- [PASSAGE TO READ]:
··········

Sir
William Rowan Hamilton (1805-1865) His great mathematical intelligence
was awakened by the reading of Newton's Arithemtica universalis
when he was 12 years old. He went on to the Principia, and when
he was 17 attacked Laplace's Mécanique céleste. There he detected an error which was communicated to John Brinkley, then
royal astronomer in Ireland, who at once recognised one of the first mathematical
minds of the age. Hamilton had a brilliant career at the Trinity college,
Dublin, but before it was completed he was appointed, at the age of 22,
to the Andrews chair of astronomy in succession to Brinkley. The rest of
his life was spent at the observatory at Dunsik, near Dublin, in the close
study of mathematics. He married Hellen Mary Bayly in 1833. He was knighted
in 1835. At the time of his death, Sept. 2, 1865, Hamilton was working
on the Elements of Quaternions, on which the last six years of his
life had been spent.

··········

- [RECORD EXTRACTS]:
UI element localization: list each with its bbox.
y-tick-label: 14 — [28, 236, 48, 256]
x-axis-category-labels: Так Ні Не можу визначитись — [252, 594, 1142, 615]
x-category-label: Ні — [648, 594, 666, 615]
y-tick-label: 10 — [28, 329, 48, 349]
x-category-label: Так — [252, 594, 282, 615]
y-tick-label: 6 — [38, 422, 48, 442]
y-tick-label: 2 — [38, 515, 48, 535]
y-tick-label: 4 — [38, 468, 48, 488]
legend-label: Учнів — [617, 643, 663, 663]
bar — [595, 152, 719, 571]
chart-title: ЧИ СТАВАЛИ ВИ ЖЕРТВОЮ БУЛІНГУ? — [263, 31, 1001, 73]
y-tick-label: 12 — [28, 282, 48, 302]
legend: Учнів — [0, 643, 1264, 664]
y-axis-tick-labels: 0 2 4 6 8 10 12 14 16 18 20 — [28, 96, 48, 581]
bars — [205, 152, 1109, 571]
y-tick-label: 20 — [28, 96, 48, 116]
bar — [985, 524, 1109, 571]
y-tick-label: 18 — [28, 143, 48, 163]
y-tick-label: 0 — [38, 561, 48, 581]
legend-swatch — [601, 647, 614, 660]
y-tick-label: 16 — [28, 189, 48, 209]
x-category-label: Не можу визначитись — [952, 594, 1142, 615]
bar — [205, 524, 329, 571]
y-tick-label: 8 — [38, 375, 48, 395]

··········

- [TO-DO LIST]:
**1)** In the passage on William Rowan Hamilton, at what age was he appointed to the Andrews chair of astronomy?
**2)** Please give the rows of Block 1 as a numbered list, with blank lines left out.

- [ANSWERS IN ORDER]:
**1)** He was 22.

**2)**
1. UI element localization: list each with its bbox.
2. y-tick-label: 14 — [28, 236, 48, 256]
3. x-axis-category-labels: Так Ні Не можу визначитись — [252, 594, 1142, 615]
4. x-category-label: Ні — [648, 594, 666, 615]
5. y-tick-label: 10 — [28, 329, 48, 349]
6. x-category-label: Так — [252, 594, 282, 615]
7. y-tick-label: 6 — [38, 422, 48, 442]
8. y-tick-label: 2 — [38, 515, 48, 535]
9. y-tick-label: 4 — [38, 468, 48, 488]
10. legend-label: Учнів — [617, 643, 663, 663]
11. bar — [595, 152, 719, 571]
12. chart-title: ЧИ СТАВАЛИ ВИ ЖЕРТВОЮ БУЛІНГУ? — [263, 31, 1001, 73]
13. y-tick-label: 12 — [28, 282, 48, 302]
14. legend: Учнів — [0, 643, 1264, 664]
15. y-axis-tick-labels: 0 2 4 6 8 10 12 14 16 18 20 — [28, 96, 48, 581]
16. bars — [205, 152, 1109, 571]
17. y-tick-label: 20 — [28, 96, 48, 116]
18. bar — [985, 524, 1109, 571]
19. y-tick-label: 18 — [28, 143, 48, 163]
20. y-tick-label: 0 — [38, 561, 48, 581]
21. legend-swatch — [601, 647, 614, 660]
22. y-tick-label: 16 — [28, 189, 48, 209]
23. x-category-label: Не можу визначитись — [952, 594, 1142, 615]
24. bar — [205, 524, 329, 571]
25. y-tick-label: 8 — [38, 375, 48, 395]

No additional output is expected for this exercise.